* Required actions
a – In the article on private apartment firms competing with public REITs, how many units does Princeton Enterprises' portfolio hold after tripling over the last six years?
b – Pick up the article on private apartment firms competing with public REITs after its last sentence and continue it.

For most private owners, the sudden presence of a public REIT next door is very bad news. However, what makes the REITs intimidating—their size and structure—can also make them vulnerable, says David Hillman, the founder and CEO of Southern Management.
Indeed, Hillman and others say the presence of a REIT right next door isn't a kiss of death and that there are a host of other deals—more creative acquisitions with a greater upside—that REITs usually can’t consider because of constant, short-term pressure from Wall Street to produce quarterly earnings.
As a result, more nimble, entrepreneurial organizations can use their size to their advantage by responding more quickly to opportunities.
“A freighter can carry a lot more cargo,” says Matthew Lester, founder and CEO of Orchard Lake, Mich.-based Princeton Enterprises. “But a speed boat can turn on a dime.”
Here are six ways that smaller, private apartment firms can compete with the public REITs.
1. Take advantage of the REITs' down time.
When the recession hit, many public REITs froze, hunkering down in light of falling stock prices. Meanwhile, private firms such as Princeton Enterprises were extremely busy.
In 2008, Princeton acquired 20 apartment communities and over the last six years, its portfolio has tripled to 15,000 units. Last year, they purchased 660 units last year, and in the first four months of 2011, scored another 640 units—all of which were distressed.
“Funds from operation are what drives REITs day in day out, but we can shift on the fly,” says Lester. “I can cease to emphasize cash on cash distributions and shift toward renovation, which during the last downturn was crucial.”
2. Consider significant rehabs.
LumaCorp, which owns 4,600 units throughout several Texas markets, watched REITs drive up the price of Class A assets in Dallas/Fort Worth. So, the company is targeting value-add deals and is currently in a best and final stage on a property that will need $2 million in rehab over an 18-month cycle.
“That’s an area REITs can’t really play in, pumping the money in on a value-add play,” says Ian Mattingly, director of acquisitions and asset management at Dallas-based LumaCorp. “They’re in it for the cash flow.”

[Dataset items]
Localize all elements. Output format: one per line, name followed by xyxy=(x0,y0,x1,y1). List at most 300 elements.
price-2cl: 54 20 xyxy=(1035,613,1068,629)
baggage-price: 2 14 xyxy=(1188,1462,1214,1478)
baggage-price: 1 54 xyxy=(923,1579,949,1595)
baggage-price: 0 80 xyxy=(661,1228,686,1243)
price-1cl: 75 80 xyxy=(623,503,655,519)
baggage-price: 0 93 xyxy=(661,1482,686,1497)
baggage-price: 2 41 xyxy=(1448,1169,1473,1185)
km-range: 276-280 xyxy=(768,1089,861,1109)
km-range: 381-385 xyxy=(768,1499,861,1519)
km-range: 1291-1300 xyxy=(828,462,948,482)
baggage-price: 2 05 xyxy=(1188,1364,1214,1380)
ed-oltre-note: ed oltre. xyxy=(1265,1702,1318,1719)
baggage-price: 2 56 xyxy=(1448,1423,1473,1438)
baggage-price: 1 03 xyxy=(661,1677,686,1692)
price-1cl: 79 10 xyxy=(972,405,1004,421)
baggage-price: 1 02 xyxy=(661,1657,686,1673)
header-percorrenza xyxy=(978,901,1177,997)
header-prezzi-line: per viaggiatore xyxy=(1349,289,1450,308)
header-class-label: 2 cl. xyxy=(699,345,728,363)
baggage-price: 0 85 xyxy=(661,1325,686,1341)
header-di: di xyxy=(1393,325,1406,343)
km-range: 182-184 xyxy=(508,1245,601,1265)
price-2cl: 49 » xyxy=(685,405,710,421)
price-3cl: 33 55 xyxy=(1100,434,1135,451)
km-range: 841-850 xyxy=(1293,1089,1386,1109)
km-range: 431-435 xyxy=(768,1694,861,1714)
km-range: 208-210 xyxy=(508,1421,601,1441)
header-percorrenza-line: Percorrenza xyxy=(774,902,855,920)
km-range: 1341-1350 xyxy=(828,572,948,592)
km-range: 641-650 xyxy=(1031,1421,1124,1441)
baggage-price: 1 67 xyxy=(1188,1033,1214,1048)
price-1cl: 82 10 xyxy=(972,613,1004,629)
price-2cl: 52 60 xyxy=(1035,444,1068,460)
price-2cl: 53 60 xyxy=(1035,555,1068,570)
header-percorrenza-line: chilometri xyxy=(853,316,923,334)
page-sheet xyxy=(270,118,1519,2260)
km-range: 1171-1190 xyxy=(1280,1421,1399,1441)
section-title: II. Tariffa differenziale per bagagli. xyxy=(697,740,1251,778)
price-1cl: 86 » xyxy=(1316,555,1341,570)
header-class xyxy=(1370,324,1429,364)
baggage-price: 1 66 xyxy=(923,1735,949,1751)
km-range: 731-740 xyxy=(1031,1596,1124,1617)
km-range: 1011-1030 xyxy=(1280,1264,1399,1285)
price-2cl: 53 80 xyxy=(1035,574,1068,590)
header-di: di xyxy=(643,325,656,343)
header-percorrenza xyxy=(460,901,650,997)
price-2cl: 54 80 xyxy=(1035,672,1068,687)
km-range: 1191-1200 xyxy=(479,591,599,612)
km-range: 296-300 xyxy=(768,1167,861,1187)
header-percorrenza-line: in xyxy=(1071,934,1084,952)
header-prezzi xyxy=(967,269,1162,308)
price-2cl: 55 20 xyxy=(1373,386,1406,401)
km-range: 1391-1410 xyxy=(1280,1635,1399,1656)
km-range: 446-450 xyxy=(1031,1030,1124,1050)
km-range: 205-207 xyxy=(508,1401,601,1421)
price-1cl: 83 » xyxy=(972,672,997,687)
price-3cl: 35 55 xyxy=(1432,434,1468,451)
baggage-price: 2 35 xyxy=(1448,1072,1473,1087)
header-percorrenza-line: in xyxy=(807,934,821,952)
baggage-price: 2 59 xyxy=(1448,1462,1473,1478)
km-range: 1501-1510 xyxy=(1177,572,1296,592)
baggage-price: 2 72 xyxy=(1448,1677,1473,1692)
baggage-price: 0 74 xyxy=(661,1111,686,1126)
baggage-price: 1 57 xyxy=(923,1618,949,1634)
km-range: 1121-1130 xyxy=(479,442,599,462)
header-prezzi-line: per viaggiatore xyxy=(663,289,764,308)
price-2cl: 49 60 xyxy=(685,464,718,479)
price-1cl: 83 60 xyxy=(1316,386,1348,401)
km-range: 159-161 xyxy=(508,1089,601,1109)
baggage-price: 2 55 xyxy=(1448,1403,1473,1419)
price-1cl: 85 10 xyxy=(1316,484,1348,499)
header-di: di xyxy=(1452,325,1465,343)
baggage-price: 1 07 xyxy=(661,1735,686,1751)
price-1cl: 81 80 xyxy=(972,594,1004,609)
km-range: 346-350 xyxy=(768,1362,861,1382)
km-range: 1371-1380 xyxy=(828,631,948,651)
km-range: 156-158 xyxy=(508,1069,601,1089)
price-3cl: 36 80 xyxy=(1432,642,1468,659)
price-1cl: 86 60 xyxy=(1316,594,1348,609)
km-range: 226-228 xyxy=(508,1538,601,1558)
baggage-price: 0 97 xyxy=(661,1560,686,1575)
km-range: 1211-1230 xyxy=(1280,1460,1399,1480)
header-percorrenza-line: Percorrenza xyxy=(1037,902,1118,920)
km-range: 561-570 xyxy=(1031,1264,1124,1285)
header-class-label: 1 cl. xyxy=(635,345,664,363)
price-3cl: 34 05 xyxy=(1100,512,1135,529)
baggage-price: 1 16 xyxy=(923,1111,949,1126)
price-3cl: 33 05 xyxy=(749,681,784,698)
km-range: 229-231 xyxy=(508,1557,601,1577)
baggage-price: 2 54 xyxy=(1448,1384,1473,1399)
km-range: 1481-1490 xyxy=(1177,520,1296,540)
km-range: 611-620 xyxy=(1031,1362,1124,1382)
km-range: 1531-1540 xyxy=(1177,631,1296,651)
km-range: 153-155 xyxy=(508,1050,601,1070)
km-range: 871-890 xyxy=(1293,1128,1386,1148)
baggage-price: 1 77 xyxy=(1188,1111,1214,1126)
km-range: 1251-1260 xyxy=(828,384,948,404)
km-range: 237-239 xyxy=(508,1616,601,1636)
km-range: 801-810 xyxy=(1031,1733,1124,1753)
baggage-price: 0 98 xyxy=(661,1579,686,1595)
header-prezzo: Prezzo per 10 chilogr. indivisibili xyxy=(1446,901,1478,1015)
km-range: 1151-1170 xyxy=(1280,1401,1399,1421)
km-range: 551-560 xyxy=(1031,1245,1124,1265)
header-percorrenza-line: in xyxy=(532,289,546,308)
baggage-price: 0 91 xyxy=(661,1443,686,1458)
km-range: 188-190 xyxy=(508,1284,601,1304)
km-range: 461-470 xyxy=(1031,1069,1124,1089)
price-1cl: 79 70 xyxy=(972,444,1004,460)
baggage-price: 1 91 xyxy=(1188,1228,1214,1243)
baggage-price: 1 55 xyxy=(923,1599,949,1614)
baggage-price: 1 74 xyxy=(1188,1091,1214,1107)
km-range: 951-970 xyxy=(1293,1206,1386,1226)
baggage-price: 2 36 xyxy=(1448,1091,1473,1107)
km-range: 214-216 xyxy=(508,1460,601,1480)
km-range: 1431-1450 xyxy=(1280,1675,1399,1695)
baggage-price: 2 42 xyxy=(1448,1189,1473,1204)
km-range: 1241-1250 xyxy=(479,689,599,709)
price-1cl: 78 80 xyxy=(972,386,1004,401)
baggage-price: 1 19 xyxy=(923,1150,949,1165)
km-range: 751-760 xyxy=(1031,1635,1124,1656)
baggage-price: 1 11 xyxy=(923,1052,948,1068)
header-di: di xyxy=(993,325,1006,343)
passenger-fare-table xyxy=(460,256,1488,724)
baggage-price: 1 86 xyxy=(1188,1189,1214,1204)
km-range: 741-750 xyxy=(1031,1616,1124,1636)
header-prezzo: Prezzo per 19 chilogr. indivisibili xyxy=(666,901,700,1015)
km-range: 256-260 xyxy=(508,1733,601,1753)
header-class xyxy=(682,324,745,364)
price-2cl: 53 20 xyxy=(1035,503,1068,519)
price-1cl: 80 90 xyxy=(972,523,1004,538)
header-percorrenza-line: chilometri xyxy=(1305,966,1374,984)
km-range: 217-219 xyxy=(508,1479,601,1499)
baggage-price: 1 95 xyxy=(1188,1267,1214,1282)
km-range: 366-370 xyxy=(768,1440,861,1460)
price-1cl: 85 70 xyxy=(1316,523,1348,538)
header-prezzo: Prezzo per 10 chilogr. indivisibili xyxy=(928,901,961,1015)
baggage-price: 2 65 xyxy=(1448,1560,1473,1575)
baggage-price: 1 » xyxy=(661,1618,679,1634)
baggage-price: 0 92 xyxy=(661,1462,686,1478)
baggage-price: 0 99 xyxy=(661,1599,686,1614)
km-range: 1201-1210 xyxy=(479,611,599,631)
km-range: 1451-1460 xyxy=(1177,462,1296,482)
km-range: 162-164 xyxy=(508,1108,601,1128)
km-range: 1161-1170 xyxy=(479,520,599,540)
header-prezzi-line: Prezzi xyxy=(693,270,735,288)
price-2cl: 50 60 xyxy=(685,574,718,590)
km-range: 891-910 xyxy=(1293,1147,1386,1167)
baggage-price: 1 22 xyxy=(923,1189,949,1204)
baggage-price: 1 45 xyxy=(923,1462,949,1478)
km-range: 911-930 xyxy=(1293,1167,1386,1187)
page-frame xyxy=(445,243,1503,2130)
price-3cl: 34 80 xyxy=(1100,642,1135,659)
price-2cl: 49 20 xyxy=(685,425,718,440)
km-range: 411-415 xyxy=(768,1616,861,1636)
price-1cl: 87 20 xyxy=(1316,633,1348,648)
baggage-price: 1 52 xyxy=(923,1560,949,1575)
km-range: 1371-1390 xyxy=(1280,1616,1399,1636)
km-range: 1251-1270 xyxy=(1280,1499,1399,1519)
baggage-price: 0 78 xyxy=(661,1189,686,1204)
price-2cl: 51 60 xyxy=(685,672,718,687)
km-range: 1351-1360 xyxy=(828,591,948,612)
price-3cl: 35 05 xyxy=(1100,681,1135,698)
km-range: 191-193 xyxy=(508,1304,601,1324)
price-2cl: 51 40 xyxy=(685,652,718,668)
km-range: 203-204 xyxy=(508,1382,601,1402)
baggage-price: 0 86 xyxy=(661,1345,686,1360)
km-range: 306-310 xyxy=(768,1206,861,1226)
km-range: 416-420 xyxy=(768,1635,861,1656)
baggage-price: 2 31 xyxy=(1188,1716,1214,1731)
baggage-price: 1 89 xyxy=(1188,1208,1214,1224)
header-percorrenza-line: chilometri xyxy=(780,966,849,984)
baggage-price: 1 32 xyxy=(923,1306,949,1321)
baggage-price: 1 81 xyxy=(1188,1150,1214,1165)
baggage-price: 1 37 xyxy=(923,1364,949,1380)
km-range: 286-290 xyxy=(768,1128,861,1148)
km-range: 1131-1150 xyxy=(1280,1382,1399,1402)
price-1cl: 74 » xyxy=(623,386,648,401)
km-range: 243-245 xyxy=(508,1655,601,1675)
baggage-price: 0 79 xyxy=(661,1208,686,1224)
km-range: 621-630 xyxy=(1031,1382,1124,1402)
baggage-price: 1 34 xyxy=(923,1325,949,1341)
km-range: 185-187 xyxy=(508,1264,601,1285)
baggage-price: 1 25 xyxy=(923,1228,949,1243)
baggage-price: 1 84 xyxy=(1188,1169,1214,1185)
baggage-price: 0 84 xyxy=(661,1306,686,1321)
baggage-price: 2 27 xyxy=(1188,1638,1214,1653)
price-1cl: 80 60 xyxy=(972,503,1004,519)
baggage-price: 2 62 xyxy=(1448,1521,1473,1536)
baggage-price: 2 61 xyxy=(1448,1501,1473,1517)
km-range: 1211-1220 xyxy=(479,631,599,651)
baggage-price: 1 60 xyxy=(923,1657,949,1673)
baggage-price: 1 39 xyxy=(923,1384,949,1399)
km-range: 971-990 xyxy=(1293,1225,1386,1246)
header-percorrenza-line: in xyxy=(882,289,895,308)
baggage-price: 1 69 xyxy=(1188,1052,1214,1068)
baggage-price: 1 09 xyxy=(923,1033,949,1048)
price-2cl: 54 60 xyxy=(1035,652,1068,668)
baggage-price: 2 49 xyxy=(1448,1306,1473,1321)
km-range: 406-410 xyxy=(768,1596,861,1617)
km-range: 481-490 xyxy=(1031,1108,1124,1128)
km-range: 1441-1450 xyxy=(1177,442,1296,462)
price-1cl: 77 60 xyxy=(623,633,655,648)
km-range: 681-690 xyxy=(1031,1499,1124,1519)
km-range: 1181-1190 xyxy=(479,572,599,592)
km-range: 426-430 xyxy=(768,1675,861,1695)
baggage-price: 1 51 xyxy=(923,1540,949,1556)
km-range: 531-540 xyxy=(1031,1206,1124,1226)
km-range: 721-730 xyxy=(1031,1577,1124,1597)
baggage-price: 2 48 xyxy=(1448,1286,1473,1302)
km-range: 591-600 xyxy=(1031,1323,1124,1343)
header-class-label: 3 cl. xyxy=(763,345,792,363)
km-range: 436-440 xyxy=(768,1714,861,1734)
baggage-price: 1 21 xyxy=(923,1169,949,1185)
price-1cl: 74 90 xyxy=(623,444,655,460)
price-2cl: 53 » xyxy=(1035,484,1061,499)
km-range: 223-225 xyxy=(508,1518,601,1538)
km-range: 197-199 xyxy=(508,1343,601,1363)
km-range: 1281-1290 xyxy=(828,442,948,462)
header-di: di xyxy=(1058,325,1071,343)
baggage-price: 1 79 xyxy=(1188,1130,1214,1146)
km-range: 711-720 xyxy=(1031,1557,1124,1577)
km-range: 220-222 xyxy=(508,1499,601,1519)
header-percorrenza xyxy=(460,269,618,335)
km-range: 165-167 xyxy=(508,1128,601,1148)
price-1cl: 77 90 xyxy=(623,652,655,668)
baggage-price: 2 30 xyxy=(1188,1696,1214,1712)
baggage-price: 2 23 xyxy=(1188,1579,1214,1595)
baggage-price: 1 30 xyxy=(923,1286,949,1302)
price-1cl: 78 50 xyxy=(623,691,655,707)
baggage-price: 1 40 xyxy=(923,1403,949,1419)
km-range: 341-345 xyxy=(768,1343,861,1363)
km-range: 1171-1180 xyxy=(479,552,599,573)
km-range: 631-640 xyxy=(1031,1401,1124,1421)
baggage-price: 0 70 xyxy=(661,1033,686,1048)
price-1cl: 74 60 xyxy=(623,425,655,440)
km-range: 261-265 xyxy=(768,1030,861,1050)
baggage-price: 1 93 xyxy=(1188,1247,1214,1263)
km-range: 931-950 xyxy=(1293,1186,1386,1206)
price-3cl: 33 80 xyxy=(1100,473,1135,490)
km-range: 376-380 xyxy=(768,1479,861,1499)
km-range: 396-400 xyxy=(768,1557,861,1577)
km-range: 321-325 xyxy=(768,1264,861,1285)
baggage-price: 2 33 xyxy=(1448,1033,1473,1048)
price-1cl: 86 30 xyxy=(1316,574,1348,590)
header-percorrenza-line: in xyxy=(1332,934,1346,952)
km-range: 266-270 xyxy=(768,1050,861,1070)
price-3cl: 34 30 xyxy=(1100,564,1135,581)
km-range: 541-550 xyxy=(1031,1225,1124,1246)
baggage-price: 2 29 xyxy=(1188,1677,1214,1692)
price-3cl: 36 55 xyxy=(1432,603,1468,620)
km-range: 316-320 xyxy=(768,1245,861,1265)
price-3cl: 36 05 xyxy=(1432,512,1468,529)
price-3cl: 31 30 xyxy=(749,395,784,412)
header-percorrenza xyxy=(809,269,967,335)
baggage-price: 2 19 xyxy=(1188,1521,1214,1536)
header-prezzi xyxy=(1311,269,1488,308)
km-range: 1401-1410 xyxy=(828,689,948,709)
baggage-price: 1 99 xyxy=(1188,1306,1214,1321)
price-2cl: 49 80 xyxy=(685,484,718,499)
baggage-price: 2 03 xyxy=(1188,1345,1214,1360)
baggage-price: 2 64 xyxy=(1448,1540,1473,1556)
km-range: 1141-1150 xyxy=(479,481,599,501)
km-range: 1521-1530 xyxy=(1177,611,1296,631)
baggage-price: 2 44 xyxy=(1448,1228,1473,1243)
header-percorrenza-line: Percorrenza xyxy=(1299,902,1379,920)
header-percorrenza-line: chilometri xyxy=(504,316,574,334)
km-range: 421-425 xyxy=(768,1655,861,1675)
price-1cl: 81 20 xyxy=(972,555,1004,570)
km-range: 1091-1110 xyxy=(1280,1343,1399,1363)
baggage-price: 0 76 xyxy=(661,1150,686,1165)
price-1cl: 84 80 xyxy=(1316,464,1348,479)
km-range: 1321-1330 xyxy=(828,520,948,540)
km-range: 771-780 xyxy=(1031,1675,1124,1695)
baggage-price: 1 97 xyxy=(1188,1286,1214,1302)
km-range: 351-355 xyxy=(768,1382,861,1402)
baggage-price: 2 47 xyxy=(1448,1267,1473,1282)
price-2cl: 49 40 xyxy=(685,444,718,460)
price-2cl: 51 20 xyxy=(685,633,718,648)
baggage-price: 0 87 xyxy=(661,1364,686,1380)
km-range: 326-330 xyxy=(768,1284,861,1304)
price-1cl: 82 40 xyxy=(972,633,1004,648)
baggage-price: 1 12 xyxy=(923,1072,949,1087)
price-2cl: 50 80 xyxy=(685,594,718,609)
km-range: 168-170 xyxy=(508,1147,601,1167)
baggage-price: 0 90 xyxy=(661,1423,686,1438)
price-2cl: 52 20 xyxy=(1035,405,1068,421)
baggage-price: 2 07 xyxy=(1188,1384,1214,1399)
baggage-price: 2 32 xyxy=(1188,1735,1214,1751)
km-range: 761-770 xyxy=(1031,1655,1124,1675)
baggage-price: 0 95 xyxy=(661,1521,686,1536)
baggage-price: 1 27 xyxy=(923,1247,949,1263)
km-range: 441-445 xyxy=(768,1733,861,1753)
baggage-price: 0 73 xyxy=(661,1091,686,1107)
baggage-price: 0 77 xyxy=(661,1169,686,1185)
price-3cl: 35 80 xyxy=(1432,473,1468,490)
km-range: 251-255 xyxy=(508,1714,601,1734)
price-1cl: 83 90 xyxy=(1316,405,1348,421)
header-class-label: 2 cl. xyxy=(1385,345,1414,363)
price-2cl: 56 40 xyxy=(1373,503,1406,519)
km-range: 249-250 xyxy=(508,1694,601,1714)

* Response list
a – 15,000 units.

b –
3. Leverage local knowledge.
Being knee-deep in operations breeds a level of local knowledge that’s irreplaceable. One supposed advantage that REITs have is “access to information,” a deep level of research that measures a submarket’s fundamentals and trends. But that research may not be worth the paper it’s printed on.
“The on-the-ground information a smaller private holder has is far more valuable, current and relevant,” says Matthew Lester, founder and CEO of Orchard Lake, Mich.-based Princeton Enterprises. “The information furnished to REITs lags what I already know in a particular marketplac
4. Understand the markets.
Laguna Niguel, Calif.-based Raintree Partners has tried to outmaneuver the REITs by finding offmarket deals for both assets and land. There are so many offmarket possibilities in any given market that REITs can’t be on top of every one, especially if they’re based in other parts of the country.
“We’ve spent a ton of time on making unsolicited offers directly to owners, and identifying brokers who want to work on offmarket deals, so that we’re the first phone call when they find one,” says Aaron Hancock, director of acquisitions for Raintree. “We know the markets and people very well, and there’s a potential to get an advantage in certain transactions because of that.”
5. Offer the ability to quickly close.
Princeton Enterprises has cultivated a stable of lenders, such as the GSEs, life insurance companies, conduits and banks to act quickly. “You have to go to your lender pool and say, I’m not interested in fighting over 10 bps on an interest rate,” says Matthew Lester, founder and CEO of Orchard Lake, Mich.-based Princeton Enterprises. “But I’m going to insist that you give me deal certainty, that you’re going to be there for me.”
The same goes for the company’s equity investors, some of which can take down a whole deal, debt and equity, if necessary. In the secondary markets and distressed acquisitions where Princeton plays, this assurance of close has been a big advantage.
6. Launch creative programs.
Smaller owners can also use their flexibility to implement programs most REITs would never dream of. For instance, the Village Green Cos has lowered its operating expenses each year since 2008 by bringing a variety of previously sub-contracted services—renovation, landscape architect, interior decorator, advertising, green building experts—in house. The company also now trains its maintenance staff in electrical, HVAC and plumbing work, raising their compensation in the process, so that very little is now farmed out.
“We’ve reinvented ourselves in how we hire, train and compensate people,” says Jonathan Holtzman, chairman and CEO of Farmington Hills, Mich.-based Village Green Cos. “This recession taught us how to dramatically reduce our operating expenses—we’re not relying on rent increases, we’re relying on NOI growth in part from lower expenses.”